[Entries with figure data]
>>>>>

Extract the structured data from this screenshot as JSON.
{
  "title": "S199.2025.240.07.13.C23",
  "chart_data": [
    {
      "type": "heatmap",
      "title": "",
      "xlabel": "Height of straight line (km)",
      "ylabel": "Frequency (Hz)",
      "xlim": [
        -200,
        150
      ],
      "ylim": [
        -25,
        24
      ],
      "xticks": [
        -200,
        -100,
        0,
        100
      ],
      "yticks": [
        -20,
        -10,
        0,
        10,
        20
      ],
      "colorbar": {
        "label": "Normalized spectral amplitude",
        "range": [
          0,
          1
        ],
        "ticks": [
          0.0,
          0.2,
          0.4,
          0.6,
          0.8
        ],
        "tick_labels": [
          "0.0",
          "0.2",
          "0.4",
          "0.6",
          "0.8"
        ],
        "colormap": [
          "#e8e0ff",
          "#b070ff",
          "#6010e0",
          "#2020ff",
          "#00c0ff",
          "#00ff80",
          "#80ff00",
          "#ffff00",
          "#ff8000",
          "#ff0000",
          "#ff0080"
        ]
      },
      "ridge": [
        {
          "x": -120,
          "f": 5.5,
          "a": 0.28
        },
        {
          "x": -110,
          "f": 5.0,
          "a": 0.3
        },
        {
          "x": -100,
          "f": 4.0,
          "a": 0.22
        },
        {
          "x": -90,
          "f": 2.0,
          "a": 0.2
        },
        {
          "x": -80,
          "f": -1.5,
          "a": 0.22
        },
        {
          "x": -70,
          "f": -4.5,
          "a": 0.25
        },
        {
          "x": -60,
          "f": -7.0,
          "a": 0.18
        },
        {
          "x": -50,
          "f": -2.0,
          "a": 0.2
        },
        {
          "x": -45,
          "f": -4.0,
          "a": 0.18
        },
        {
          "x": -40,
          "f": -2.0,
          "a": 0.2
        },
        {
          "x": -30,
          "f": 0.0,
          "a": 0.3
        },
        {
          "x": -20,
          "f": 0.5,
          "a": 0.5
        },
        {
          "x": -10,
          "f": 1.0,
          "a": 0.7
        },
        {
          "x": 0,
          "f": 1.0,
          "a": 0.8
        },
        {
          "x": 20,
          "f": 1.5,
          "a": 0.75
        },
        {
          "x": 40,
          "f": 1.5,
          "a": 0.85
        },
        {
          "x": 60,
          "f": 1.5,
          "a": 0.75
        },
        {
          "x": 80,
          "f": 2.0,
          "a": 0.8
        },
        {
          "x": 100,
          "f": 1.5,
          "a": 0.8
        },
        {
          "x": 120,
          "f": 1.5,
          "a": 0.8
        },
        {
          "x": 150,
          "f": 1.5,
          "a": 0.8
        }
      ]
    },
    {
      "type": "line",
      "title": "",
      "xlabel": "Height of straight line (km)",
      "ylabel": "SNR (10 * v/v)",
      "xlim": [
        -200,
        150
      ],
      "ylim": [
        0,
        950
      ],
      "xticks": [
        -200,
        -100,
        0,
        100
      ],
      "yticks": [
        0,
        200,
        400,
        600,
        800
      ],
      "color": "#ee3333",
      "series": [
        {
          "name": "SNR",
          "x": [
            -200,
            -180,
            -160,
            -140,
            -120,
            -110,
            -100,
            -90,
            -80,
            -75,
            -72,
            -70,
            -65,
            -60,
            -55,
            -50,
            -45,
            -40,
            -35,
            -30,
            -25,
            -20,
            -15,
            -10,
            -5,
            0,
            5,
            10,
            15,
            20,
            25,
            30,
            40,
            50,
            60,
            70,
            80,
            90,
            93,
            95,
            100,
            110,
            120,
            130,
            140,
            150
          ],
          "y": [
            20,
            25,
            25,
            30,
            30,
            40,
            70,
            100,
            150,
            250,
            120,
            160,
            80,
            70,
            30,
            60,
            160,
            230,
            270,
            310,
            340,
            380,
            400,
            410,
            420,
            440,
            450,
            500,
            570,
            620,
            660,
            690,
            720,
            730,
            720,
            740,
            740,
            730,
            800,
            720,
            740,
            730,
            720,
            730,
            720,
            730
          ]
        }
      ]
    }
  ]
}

<<<<<

GIVEN TASK
Your task is to extract all of the records exactly.

FINISHED ANSWER
Extract the structured data from this screenshot as JSON.
{
  "title": "S199.2025.240.07.13.C23",
  "chart_data": [
    {
      "type": "heatmap",
      "title": "",
      "xlabel": "Height of straight line (km)",
      "ylabel": "Frequency (Hz)",
      "xlim": [
        -200,
        150
      ],
      "ylim": [
        -25,
        24
      ],
      "xticks": [
        -200,
        -100,
        0,
        100
      ],
      "yticks": [
        -20,
        -10,
        0,
        10,
        20
      ],
      "colorbar": {
        "label": "Normalized spectral amplitude",
        "range": [
          0,
          1
        ],
        "ticks": [
          0.0,
          0.2,
          0.4,
          0.6,
          0.8
        ],
        "tick_labels": [
          "0.0",
          "0.2",
          "0.4",
          "0.6",
          "0.8"
        ],
        "colormap": [
          "#e8e0ff",
          "#b070ff",
          "#6010e0",
          "#2020ff",
          "#00c0ff",
          "#00ff80",
          "#80ff00",
          "#ffff00",
          "#ff8000",
          "#ff0000",
          "#ff0080"
        ]
      },
      "ridge": [
        {
          "x": -120,
          "f": 5.5,
          "a": 0.28
        },
        {
          "x": -110,
          "f": 5.0,
          "a": 0.3
        },
        {
          "x": -100,
          "f": 4.0,
          "a": 0.22
        },
        {
          "x": -90,
          "f": 2.0,
          "a": 0.2
        },
        {
          "x": -80,
          "f": -1.5,
          "a": 0.22
        },
        {
          "x": -70,
          "f": -4.5,
          "a": 0.25
        },
        {
          "x": -60,
          "f": -7.0,
          "a": 0.18
        },
        {
          "x": -50,
          "f": -2.0,
          "a": 0.2
        },
        {
          "x": -45,
          "f": -4.0,
          "a": 0.18
        },
        {
          "x": -40,
          "f": -2.0,
          "a": 0.2
        },
        {
          "x": -30,
          "f": 0.0,
          "a": 0.3
        },
        {
          "x": -20,
          "f": 0.5,
          "a": 0.5
        },
        {
          "x": -10,
          "f": 1.0,
          "a": 0.7
        },
        {
          "x": 0,
          "f": 1.0,
          "a": 0.8
        },
        {
          "x": 20,
          "f": 1.5,
          "a": 0.75
        },
        {
          "x": 40,
          "f": 1.5,
          "a": 0.85
        },
        {
          "x": 60,
          "f": 1.5,
          "a": 0.75
        },
        {
          "x": 80,
          "f": 2.0,
          "a": 0.8
        },
        {
          "x": 100,
          "f": 1.5,
          "a": 0.8
        },
        {
          "x": 120,
          "f": 1.5,
          "a": 0.8
        },
        {
          "x": 150,
          "f": 1.5,
          "a": 0.8
        }
      ]
    },
    {
      "type": "line",
      "title": "",
      "xlabel": "Height of straight line (km)",
      "ylabel": "SNR (10 * v/v)",
      "xlim": [
        -200,
        150
      ],
      "ylim": [
        0,
        950
      ],
      "xticks": [
        -200,
        -100,
        0,
        100
      ],
      "yticks": [
        0,
        200,
        400,
        600,
        800
      ],
      "color": "#ee3333",
      "series": [
        {
          "name": "SNR",
          "x": [
            -200,
            -180,
            -160,
            -140,
            -120,
            -110,
            -100,
            -90,
            -80,
            -75,
            -72,
            -70,
            -65,
            -60,
            -55,
            -50,
            -45,
            -40,
            -35,
            -30,
            -25,
            -20,
            -15,
            -10,
            -5,
            0,
            5,
            10,
            15,
            20,
            25,
            30,
            40,
            50,
            60,
            70,
            80,
            90,
            93,
            95,
            100,
            110,
            120,
            130,
            140,
            150
          ],
          "y": [
            20,
            25,
            25,
            30,
            30,
            40,
            70,
            100,
            150,
            250,
            120,
            160,
            80,
            70,
            30,
            60,
            160,
            230,
            270,
            310,
            340,
            380,
            400,
            410,
            420,
            440,
            450,
            500,
            570,
            620,
            660,
            690,
            720,
            730,
            720,
            740,
            740,
            730,
            800,
            720,
            740,
            730,
            720,
            730,
            720,
            730
          ]
        }
      ]
    }
  ]
}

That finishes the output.